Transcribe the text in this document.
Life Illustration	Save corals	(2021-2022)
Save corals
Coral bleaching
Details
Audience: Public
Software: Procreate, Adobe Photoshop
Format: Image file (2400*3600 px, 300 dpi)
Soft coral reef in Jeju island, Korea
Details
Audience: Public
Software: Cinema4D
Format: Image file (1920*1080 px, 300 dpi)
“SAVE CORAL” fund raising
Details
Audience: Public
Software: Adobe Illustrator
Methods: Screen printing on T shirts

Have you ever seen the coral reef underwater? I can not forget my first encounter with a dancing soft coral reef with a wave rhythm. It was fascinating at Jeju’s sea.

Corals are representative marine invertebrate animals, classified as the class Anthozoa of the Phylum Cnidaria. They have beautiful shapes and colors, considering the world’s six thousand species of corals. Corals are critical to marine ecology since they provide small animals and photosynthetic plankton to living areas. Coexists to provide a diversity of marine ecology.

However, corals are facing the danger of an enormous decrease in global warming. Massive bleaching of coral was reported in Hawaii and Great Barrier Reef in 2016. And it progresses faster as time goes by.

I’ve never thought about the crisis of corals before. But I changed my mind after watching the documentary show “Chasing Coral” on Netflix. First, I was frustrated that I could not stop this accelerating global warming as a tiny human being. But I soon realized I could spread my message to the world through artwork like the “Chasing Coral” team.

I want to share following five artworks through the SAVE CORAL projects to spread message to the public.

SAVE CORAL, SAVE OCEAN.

AIM: Return all lines containing the word "Image".

COMPLETE ANSWER:
Format: Image file (2400*3600 px, 300 dpi)
Format: Image file (1920*1080 px, 300 dpi)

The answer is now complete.